═════ Extracted text
Follow up to Interconnection Workshop


Fri, Mar 20, 2015 3:51 pm


APS Renewable Energy





Thanks to all who attended the February 9th interconnection workshop or sent written comments—we received terrific suggestions and feedback.  Presentation materials are posted at aps.com/renewables. We were asked to provide a summary of changes to our interconnection requirements, and we posted it to the same page. The 2015 interconnection requirements themselves (rev. 8.0) are now posted at aps.com/dg, and all updates are highlighted for your convenience. Careful attention to the APS Interconnection Requirements will greatly speed the customer’s interconnection time!


Without further ado, here is the list of questions from the forum about the process of interconnection—that we promised to address:


Q. Why is APS taking test meters that are not marked with a  RECYCLE sticker?

A. We should not be!  Please email us with a reservation ID if this occurs and we’ll rectify the situation.  We have escalated this with our field services team to ensure this does not happen. Per Section 9 of the Interconnection Requirements, for fast-track residential interconnections, you can now simply provide a meter cover made of approved materials such as Plexiglas, rather than leaving a test meter—this will reduce the chance of similar errors in the future.  Please note that as we discussed on 2/9, test meters are required for systems 12kW-AC+; systems with 3+ inverters; supply side taps; or battery systems.


Q.  What is the APS policy on lockboxes?

A. They may be allowed on some commercial installations if a facility cannot comply with the APS 24/7 access policy; they are not allowed on residential installations.  We have updated our interconnection requirements to clarify the commercial facility exception.


Q.  Does APS have a guide to reading meters? A. Yes.  Instructions for reading bi-directional and non-standard (production) meters are at aps.com.  Regardless of type, a meter’s display cycles through several fields of data, but total kWh flashes immediately after the time is shown.  If customers need help, they may call 602-328-1924 or 1-800-659-8148 for assistance.


Q.  (1) Can APS show more fields on the installer report?  (2) If an installer is also listed as the dealer, can the online application navigation be changed so that you stay in the application after one certification has been processed and more quickly complete the other certification?  (3) Can a comments section be added to the installer view to provide more transparency on redlines?  (4) Can you add a message center to broadcast application queue/work flow “APS is processing applications submitted on XXX date.”  (5) Can APS clarify language in approval emails to reduce customer confusion? A.  We liked these suggestions, and we have completed item (2) already.  It’s our hope to implement all of these changes; please stay tuned.


Q.  Can APS review interconnection applications redlines in a separate queue, rather than the customer going to the back of the line based on the newer submittal date? A.  We are open to both collapsing steps and changing the redline review procedure, and are reviewing these streamline options internally right now. We’ll get back with you shortly.
══════════
§ What is required
How would you summarize the workshop follow-up above in two sentences? Rely only on the workshop follow-up above, not on the listing.
═════ Record excerpts
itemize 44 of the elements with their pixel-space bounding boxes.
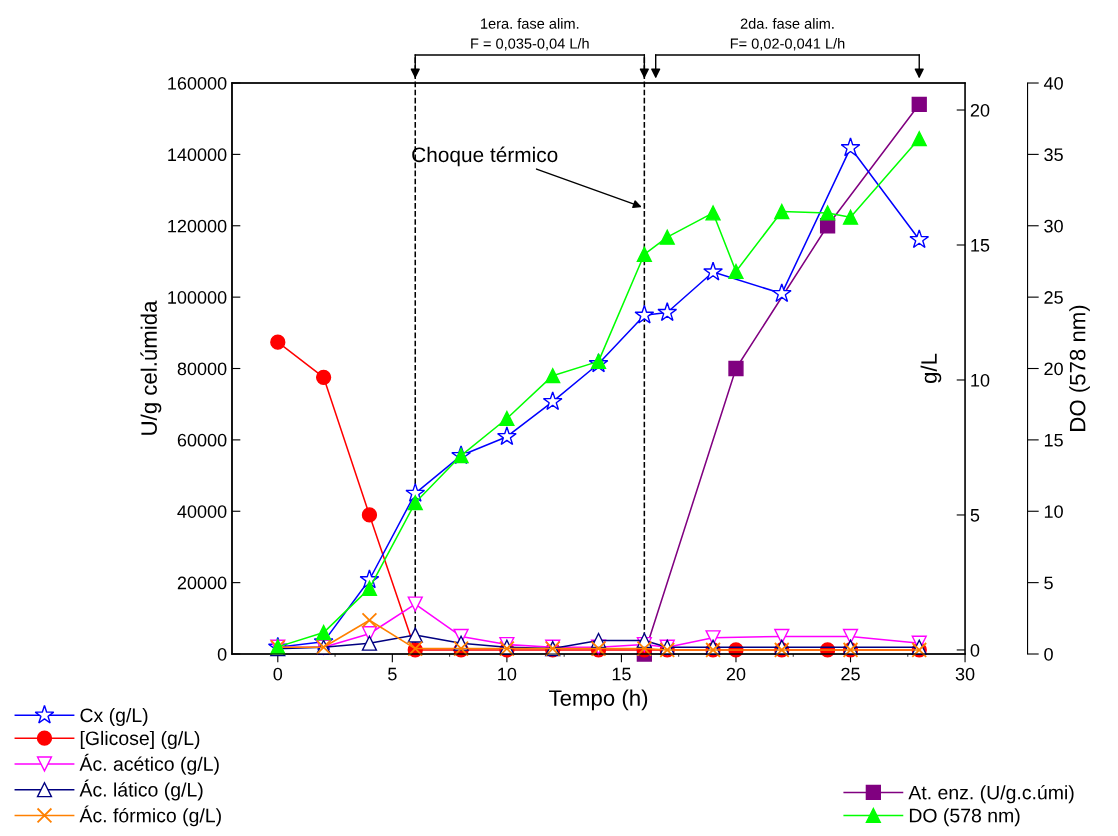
annotation: Choque térmico [412, 146, 558, 167]
y2-tick-label: 0 [970, 643, 980, 657]
legend-label: Ác. acético (g/L) [79, 753, 219, 775]
y3-tick-label: 20 [1044, 362, 1063, 376]
legend-label: [Glicose] (g/L) [80, 730, 200, 749]
y2-tick-label: 5 [970, 509, 980, 522]
x-tick-label: 0 [273, 667, 283, 681]
y3-tick-label: 25 [1044, 291, 1063, 304]
x-tick-label: 10 [498, 667, 517, 681]
y-tick-label: 20000 [177, 576, 227, 590]
y3-tick-label: 0 [1044, 647, 1053, 661]
y-tick-label: 120000 [168, 219, 227, 233]
y-tick-label: 100000 [168, 291, 227, 304]
y3-tick-label: 30 [1044, 219, 1063, 233]
x-axis-title: Tempo (h) [549, 689, 648, 711]
x-tick-label: 25 [841, 667, 860, 681]
y3-tick-label: 5 [1044, 576, 1053, 590]
text: 1era. fase alim. F = 0,035-0,04 L/h [471, 18, 589, 51]
y-tick-label: 160000 [168, 76, 227, 90]
y-tick-label: 140000 [168, 148, 227, 162]
legend-label: At. enz. (U/g.c.úmi) [908, 784, 1074, 804]
y3-tick-label: 10 [1044, 505, 1063, 518]
y2-axis-title: g/L [920, 353, 942, 384]
y-tick-label: 80000 [177, 362, 227, 376]
y2-tick-label: 15 [971, 239, 990, 252]
y-tick-label: 40000 [177, 505, 227, 518]
x-tick-label: 30 [955, 667, 975, 681]
y2-tick-label: 10 [971, 373, 990, 387]
x-tick-label: 5 [388, 667, 397, 681]
y3-tick-label: 15 [1044, 434, 1063, 447]
y3-tick-label: 40 [1043, 76, 1063, 90]
y-axis-title: U/g cel.úmida [140, 300, 162, 435]
text: 2da. fase alim. F= 0,02-0,041 L/h [730, 18, 845, 51]
x-tick-label: 15 [612, 667, 631, 681]
y3-tick-label: 35 [1044, 148, 1063, 162]
legend-label: Ác. lático (g/L) [79, 779, 203, 801]
legend-label: Ác. fórmico (g/L) [79, 805, 221, 827]
y3-axis-title: DO (578 nm) [1069, 305, 1090, 431]
y-tick-label: 60000 [177, 433, 227, 447]
x-tick-label: 20 [726, 667, 746, 681]
y-tick-label: 0 [217, 647, 227, 661]
y2-tick-label: 20 [970, 103, 990, 117]
legend-label: DO (578 nm) [909, 808, 1020, 827]
legend-label: Cx (g/L) [80, 707, 148, 727]
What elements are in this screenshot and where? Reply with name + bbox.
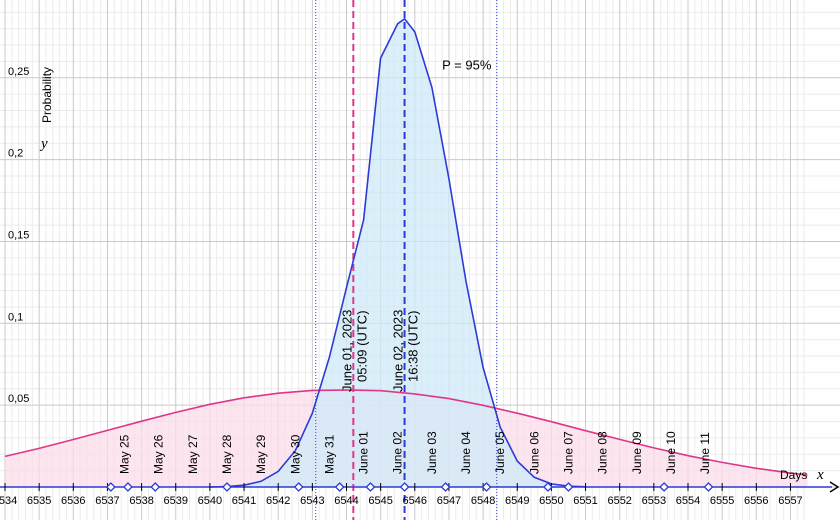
chart-labels: 6534 6535 6536 6537 6538 6539 6540 6541 6542 6543… — [0, 58, 824, 507]
axis-marker — [399, 482, 410, 492]
probability-annotation: P = 95% — [442, 58, 492, 73]
x-tick-label: 6547 — [437, 495, 461, 507]
date-label: May 25 — [118, 434, 132, 474]
date-label: June 05 — [493, 431, 507, 474]
y-tick-label: 0,05 — [8, 393, 29, 405]
axis-marker — [150, 482, 161, 492]
axis-marker — [123, 482, 133, 492]
x-tick-label: 6552 — [607, 495, 631, 507]
series-areas — [5, 18, 808, 488]
vline-date-label: June 01, 2023 — [339, 310, 354, 392]
x-tick-label: 6545 — [368, 495, 392, 507]
x-tick-label: 6556 — [744, 495, 768, 507]
date-label: June 03 — [425, 431, 439, 474]
vline-time-label: 16:38 (UTC) — [406, 310, 421, 382]
x-axis-arrow — [829, 481, 840, 493]
y-tick-label: 0,2 — [8, 148, 23, 160]
x-tick-label: 6555 — [710, 495, 734, 507]
date-label: June 09 — [630, 431, 644, 474]
series-area-1 — [209, 18, 586, 488]
vline-date-label: June 02, 2023 — [391, 310, 406, 392]
x-tick-label: 6544 — [334, 495, 358, 507]
x-tick-label: 6541 — [232, 495, 256, 507]
series-curves — [4, 17, 808, 488]
x-tick-label: 6550 — [539, 495, 563, 507]
date-label: June 10 — [664, 431, 678, 474]
vline-time-label: 05:09 (UTC) — [354, 310, 369, 382]
x-tick-label: 6548 — [471, 495, 495, 507]
x-tick-label: 6536 — [61, 495, 85, 507]
x-tick-label: 6540 — [198, 495, 222, 507]
date-label: June 01 — [357, 431, 371, 474]
axis-marker — [659, 482, 670, 492]
date-label: June 02 — [391, 431, 405, 474]
date-label: June 04 — [459, 431, 473, 474]
x-tick-label: 6542 — [266, 495, 290, 507]
axis-marker — [334, 482, 345, 492]
x-tick-label: 6557 — [778, 495, 802, 507]
date-label: June 08 — [596, 431, 610, 474]
date-label: May 31 — [322, 434, 336, 474]
x-tick-label: 6551 — [573, 495, 597, 507]
axis-marker — [365, 482, 376, 492]
date-label: June 06 — [527, 431, 541, 474]
y-tick-label: 0,1 — [8, 311, 23, 323]
x-tick-label: 6538 — [129, 495, 153, 507]
axis-marker — [543, 482, 553, 492]
x-tick-label: 6537 — [95, 495, 119, 507]
x-tick-label: 6535 — [27, 495, 51, 507]
date-label: May 29 — [254, 434, 268, 474]
axis-marker — [293, 482, 304, 492]
axis-marker — [105, 482, 116, 492]
x-axis-variable: x — [816, 467, 824, 483]
x-tick-label: 6543 — [300, 495, 324, 507]
date-label: May 26 — [152, 434, 166, 474]
series-curve-1 — [209, 17, 586, 488]
axis-marker — [563, 482, 574, 492]
date-label: May 28 — [220, 434, 234, 474]
x-tick-label: 6554 — [676, 495, 700, 507]
date-label: June 11 — [698, 432, 712, 474]
y-axis-label: Probability — [40, 67, 54, 123]
axis-marker — [440, 482, 451, 492]
date-label: May 27 — [186, 434, 200, 474]
axis-marker — [222, 482, 232, 492]
y-tick-label: 0,15 — [8, 229, 29, 241]
x-tick-label: 6534 — [0, 495, 17, 507]
y-axis-variable: y — [39, 136, 48, 152]
series-curve-0 — [4, 389, 808, 476]
y-tick-label: 0,25 — [8, 66, 29, 78]
date-label: June 07 — [561, 431, 575, 474]
axis-marker — [481, 482, 492, 492]
axis-marker — [703, 482, 714, 492]
x-tick-label: 6546 — [403, 495, 427, 507]
axis-markers — [105, 482, 714, 492]
date-label: May 30 — [288, 434, 302, 474]
x-tick-label: 6539 — [164, 495, 188, 507]
x-tick-label: 6549 — [505, 495, 529, 507]
x-axis-label: Days — [780, 468, 807, 482]
x-tick-label: 6553 — [642, 495, 666, 507]
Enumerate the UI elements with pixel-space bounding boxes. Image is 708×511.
══════════
§ The solution
APS thanked those who attended the February 9th interconnection workshop or sent written comments, and it posted the presentation materials, a summary of changes, and the 2015 interconnection requirements (rev. 8.0) on its website. It then answered forum questions about the interconnection process, covering test meters, lockboxes, meter reading, suggested changes to the online application, and how redlines are reviewed.